Transcribe the whole listing without a single picture.

(Collected data entries)

#####

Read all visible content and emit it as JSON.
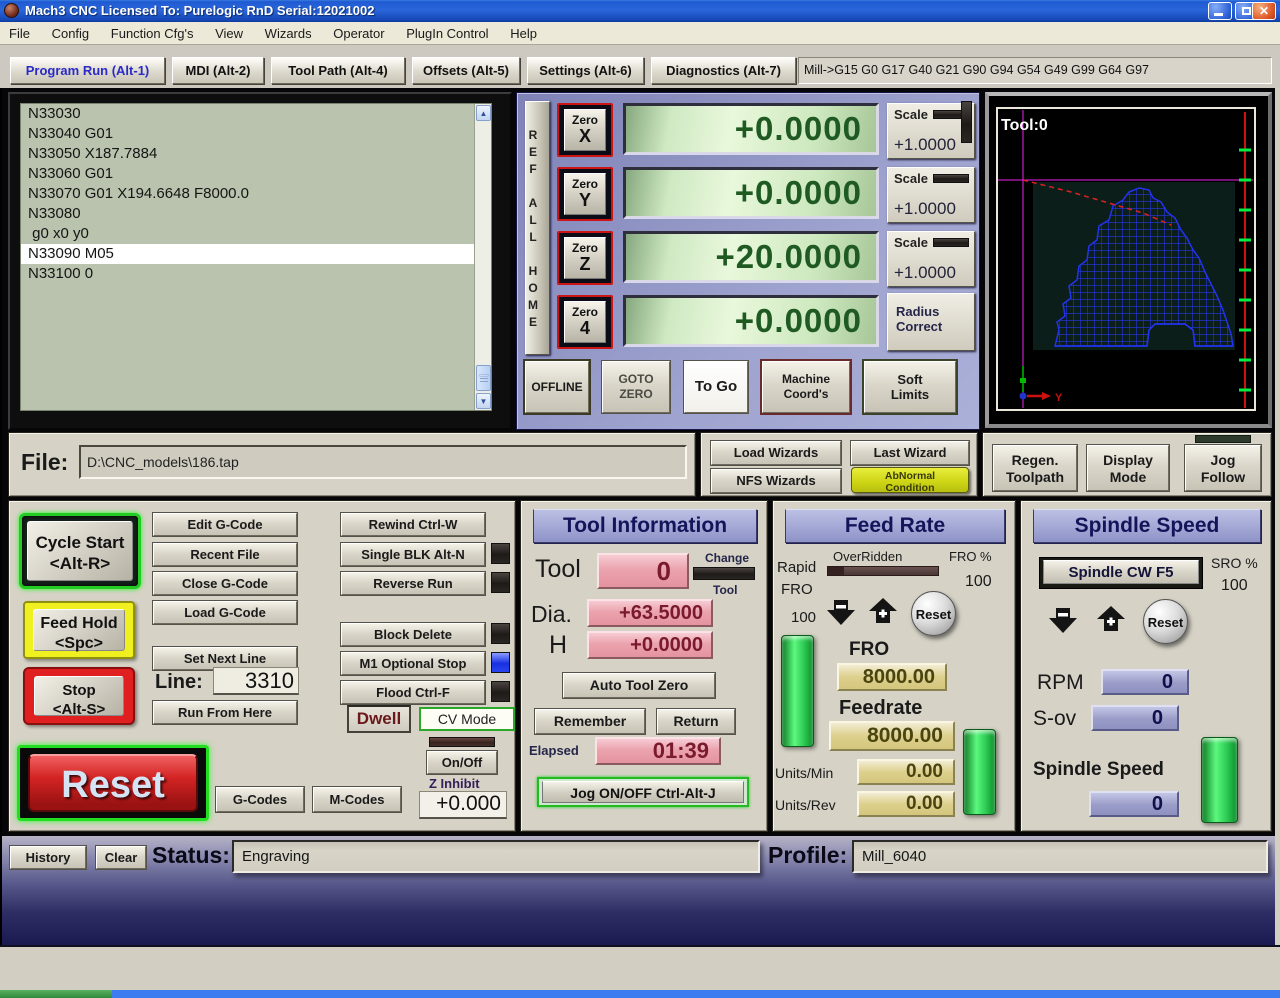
{
  "colors": {
    "titlebar_blue": "#2a66da",
    "panel_beige": "#d6d2c6",
    "dro_green_bg": "#d9efcb",
    "dro_green_text": "#1e5a22",
    "dro_pink": "#eba3ae",
    "dro_khaki": "#ddd08d",
    "dro_lavender": "#9a9cc8",
    "led_blue": "#2a44f0",
    "abnormal_yellow": "#ccd414",
    "toolpath_blue": "#2233ee",
    "crosshair_magenta": "#ee22ee",
    "slider_green": "#2ecc55"
  },
  "icons": {
    "scroll_up": "▲",
    "scroll_down": "▼",
    "close": "✕",
    "decrease": "-",
    "increase": "+"
  },
  "window": {
    "title": "Mach3 CNC  Licensed To: Purelogic RnD Serial:12021002"
  },
  "menu": {
    "items": [
      "File",
      "Config",
      "Function Cfg's",
      "View",
      "Wizards",
      "Operator",
      "PlugIn Control",
      "Help"
    ]
  },
  "tabs": {
    "items": [
      "Program Run (Alt-1)",
      "MDI (Alt-2)",
      "Tool Path (Alt-4)",
      "Offsets (Alt-5)",
      "Settings (Alt-6)",
      "Diagnostics (Alt-7)"
    ],
    "gcode_modes": "Mill->G15  G0 G17 G40 G21 G90 G94 G54 G49 G99 G64 G97"
  },
  "gcode_list": {
    "lines": [
      "N33030",
      "N33040 G01",
      "N33050 X187.7884",
      "N33060 G01",
      "N33070 G01 X194.6648 F8000.0",
      "N33080",
      " g0 x0 y0",
      "N33090 M05",
      "N33100 0"
    ],
    "highlighted_index": 7
  },
  "dro": {
    "ref_all_home": "REF ALL HOME",
    "zero_label": "Zero",
    "scale_label": "Scale",
    "axes": [
      {
        "letter": "X",
        "value": "+0.0000",
        "scale": "+1.0000"
      },
      {
        "letter": "Y",
        "value": "+0.0000",
        "scale": "+1.0000"
      },
      {
        "letter": "Z",
        "value": "+20.0000",
        "scale": "+1.0000"
      },
      {
        "letter": "4",
        "value": "+0.0000"
      }
    ],
    "radius_correct": "Radius\nCorrect",
    "buttons": {
      "offline": "OFFLINE",
      "goto_zero": "GOTO\nZERO",
      "to_go": "To Go",
      "machine_coords": "Machine\nCoord's",
      "soft_limits": "Soft\nLimits"
    }
  },
  "toolpath": {
    "tool_label": "Tool:0",
    "y_axis_label": "Y"
  },
  "file_bar": {
    "label": "File:",
    "value": "D:\\CNC_models\\186.tap"
  },
  "wizards": {
    "load": "Load Wizards",
    "last": "Last Wizard",
    "nfs": "NFS Wizards",
    "abnormal": "AbNormal\nCondition"
  },
  "view_controls": {
    "regen": "Regen.\nToolpath",
    "display": "Display\nMode",
    "jog": "Jog\nFollow"
  },
  "run": {
    "cycle_start": "Cycle Start\n<Alt-R>",
    "feed_hold": "Feed Hold\n<Spc>",
    "stop": "Stop\n<Alt-S>",
    "reset": "Reset",
    "edit": "Edit G-Code",
    "recent": "Recent File",
    "close": "Close G-Code",
    "load": "Load G-Code",
    "set_next": "Set Next Line",
    "line_label": "Line:",
    "line_value": "3310",
    "run_from_here": "Run From Here",
    "rewind": "Rewind Ctrl-W",
    "single_blk": "Single BLK Alt-N",
    "reverse": "Reverse Run",
    "block_delete": "Block Delete",
    "m1_stop": "M1 Optional Stop",
    "flood": "Flood Ctrl-F",
    "dwell": "Dwell",
    "cv_mode": "CV Mode",
    "gcodes": "G-Codes",
    "mcodes": "M-Codes",
    "onoff": "On/Off",
    "z_inhibit_label": "Z Inhibit",
    "z_inhibit_value": "+0.000"
  },
  "tool_info": {
    "title": "Tool Information",
    "tool_label": "Tool",
    "tool_value": "0",
    "change_label": "Change",
    "tool2_label": "Tool",
    "dia_label": "Dia.",
    "dia_value": "+63.5000",
    "h_label": "H",
    "h_value": "+0.0000",
    "auto_tool_zero": "Auto Tool Zero",
    "remember": "Remember",
    "return": "Return",
    "elapsed_label": "Elapsed",
    "elapsed_value": "01:39",
    "jog_button": "Jog ON/OFF Ctrl-Alt-J"
  },
  "feed": {
    "title": "Feed Rate",
    "overridden": "OverRidden",
    "fro_pct_label": "FRO %",
    "fro_pct": "100",
    "rapid_label1": "Rapid",
    "rapid_label2": "FRO",
    "rapid_value": "100",
    "reset": "Reset",
    "fro_label": "FRO",
    "fro_value": "8000.00",
    "feedrate_label": "Feedrate",
    "feedrate_value": "8000.00",
    "units_min_label": "Units/Min",
    "units_min": "0.00",
    "units_rev_label": "Units/Rev",
    "units_rev": "0.00"
  },
  "spindle": {
    "title": "Spindle Speed",
    "cw_button": "Spindle CW F5",
    "sro_label": "SRO %",
    "sro": "100",
    "reset": "Reset",
    "rpm_label": "RPM",
    "rpm": "0",
    "sov_label": "S-ov",
    "sov": "0",
    "speed_label": "Spindle Speed",
    "speed": "0"
  },
  "status_bar": {
    "history": "History",
    "clear": "Clear",
    "status_label": "Status:",
    "status_value": "Engraving",
    "profile_label": "Profile:",
    "profile_value": "Mill_6040"
  }
}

#####

** OUTPUT OF THE TASK **
Read all visible content and emit it as JSON.
{
  "colors": {
    "titlebar_blue": "#2a66da",
    "panel_beige": "#d6d2c6",
    "dro_green_bg": "#d9efcb",
    "dro_green_text": "#1e5a22",
    "dro_pink": "#eba3ae",
    "dro_khaki": "#ddd08d",
    "dro_lavender": "#9a9cc8",
    "led_blue": "#2a44f0",
    "abnormal_yellow": "#ccd414",
    "toolpath_blue": "#2233ee",
    "crosshair_magenta": "#ee22ee",
    "slider_green": "#2ecc55"
  },
  "icons": {
    "scroll_up": "▲",
    "scroll_down": "▼",
    "close": "✕",
    "decrease": "-",
    "increase": "+"
  },
  "window": {
    "title": "Mach3 CNC  Licensed To: Purelogic RnD Serial:12021002"
  },
  "menu": {
    "items": [
      "File",
      "Config",
      "Function Cfg's",
      "View",
      "Wizards",
      "Operator",
      "PlugIn Control",
      "Help"
    ]
  },
  "tabs": {
    "items": [
      "Program Run (Alt-1)",
      "MDI (Alt-2)",
      "Tool Path (Alt-4)",
      "Offsets (Alt-5)",
      "Settings (Alt-6)",
      "Diagnostics (Alt-7)"
    ],
    "gcode_modes": "Mill->G15  G0 G17 G40 G21 G90 G94 G54 G49 G99 G64 G97"
  },
  "gcode_list": {
    "lines": [
      "N33030",
      "N33040 G01",
      "N33050 X187.7884",
      "N33060 G01",
      "N33070 G01 X194.6648 F8000.0",
      "N33080",
      " g0 x0 y0",
      "N33090 M05",
      "N33100 0"
    ],
    "highlighted_index": 7
  },
  "dro": {
    "ref_all_home": "REF ALL HOME",
    "zero_label": "Zero",
    "scale_label": "Scale",
    "axes": [
      {
        "letter": "X",
        "value": "+0.0000",
        "scale": "+1.0000"
      },
      {
        "letter": "Y",
        "value": "+0.0000",
        "scale": "+1.0000"
      },
      {
        "letter": "Z",
        "value": "+20.0000",
        "scale": "+1.0000"
      },
      {
        "letter": "4",
        "value": "+0.0000"
      }
    ],
    "radius_correct": "Radius\nCorrect",
    "buttons": {
      "offline": "OFFLINE",
      "goto_zero": "GOTO\nZERO",
      "to_go": "To Go",
      "machine_coords": "Machine\nCoord's",
      "soft_limits": "Soft\nLimits"
    }
  },
  "toolpath": {
    "tool_label": "Tool:0",
    "y_axis_label": "Y"
  },
  "file_bar": {
    "label": "File:",
    "value": "D:\\CNC_models\\186.tap"
  },
  "wizards": {
    "load": "Load Wizards",
    "last": "Last Wizard",
    "nfs": "NFS Wizards",
    "abnormal": "AbNormal\nCondition"
  },
  "view_controls": {
    "regen": "Regen.\nToolpath",
    "display": "Display\nMode",
    "jog": "Jog\nFollow"
  },
  "run": {
    "cycle_start": "Cycle Start\n<Alt-R>",
    "feed_hold": "Feed Hold\n<Spc>",
    "stop": "Stop\n<Alt-S>",
    "reset": "Reset",
    "edit": "Edit G-Code",
    "recent": "Recent File",
    "close": "Close G-Code",
    "load": "Load G-Code",
    "set_next": "Set Next Line",
    "line_label": "Line:",
    "line_value": "3310",
    "run_from_here": "Run From Here",
    "rewind": "Rewind Ctrl-W",
    "single_blk": "Single BLK Alt-N",
    "reverse": "Reverse Run",
    "block_delete": "Block Delete",
    "m1_stop": "M1 Optional Stop",
    "flood": "Flood Ctrl-F",
    "dwell": "Dwell",
    "cv_mode": "CV Mode",
    "gcodes": "G-Codes",
    "mcodes": "M-Codes",
    "onoff": "On/Off",
    "z_inhibit_label": "Z Inhibit",
    "z_inhibit_value": "+0.000"
  },
  "tool_info": {
    "title": "Tool Information",
    "tool_label": "Tool",
    "tool_value": "0",
    "change_label": "Change",
    "tool2_label": "Tool",
    "dia_label": "Dia.",
    "dia_value": "+63.5000",
    "h_label": "H",
    "h_value": "+0.0000",
    "auto_tool_zero": "Auto Tool Zero",
    "remember": "Remember",
    "return": "Return",
    "elapsed_label": "Elapsed",
    "elapsed_value": "01:39",
    "jog_button": "Jog ON/OFF Ctrl-Alt-J"
  },
  "feed": {
    "title": "Feed Rate",
    "overridden": "OverRidden",
    "fro_pct_label": "FRO %",
    "fro_pct": "100",
    "rapid_label1": "Rapid",
    "rapid_label2": "FRO",
    "rapid_value": "100",
    "reset": "Reset",
    "fro_label": "FRO",
    "fro_value": "8000.00",
    "feedrate_label": "Feedrate",
    "feedrate_value": "8000.00",
    "units_min_label": "Units/Min",
    "units_min": "0.00",
    "units_rev_label": "Units/Rev",
    "units_rev": "0.00"
  },
  "spindle": {
    "title": "Spindle Speed",
    "cw_button": "Spindle CW F5",
    "sro_label": "SRO %",
    "sro": "100",
    "reset": "Reset",
    "rpm_label": "RPM",
    "rpm": "0",
    "sov_label": "S-ov",
    "sov": "0",
    "speed_label": "Spindle Speed",
    "speed": "0"
  },
  "status_bar": {
    "history": "History",
    "clear": "Clear",
    "status_label": "Status:",
    "status_value": "Engraving",
    "profile_label": "Profile:",
    "profile_value": "Mill_6040"
  }
}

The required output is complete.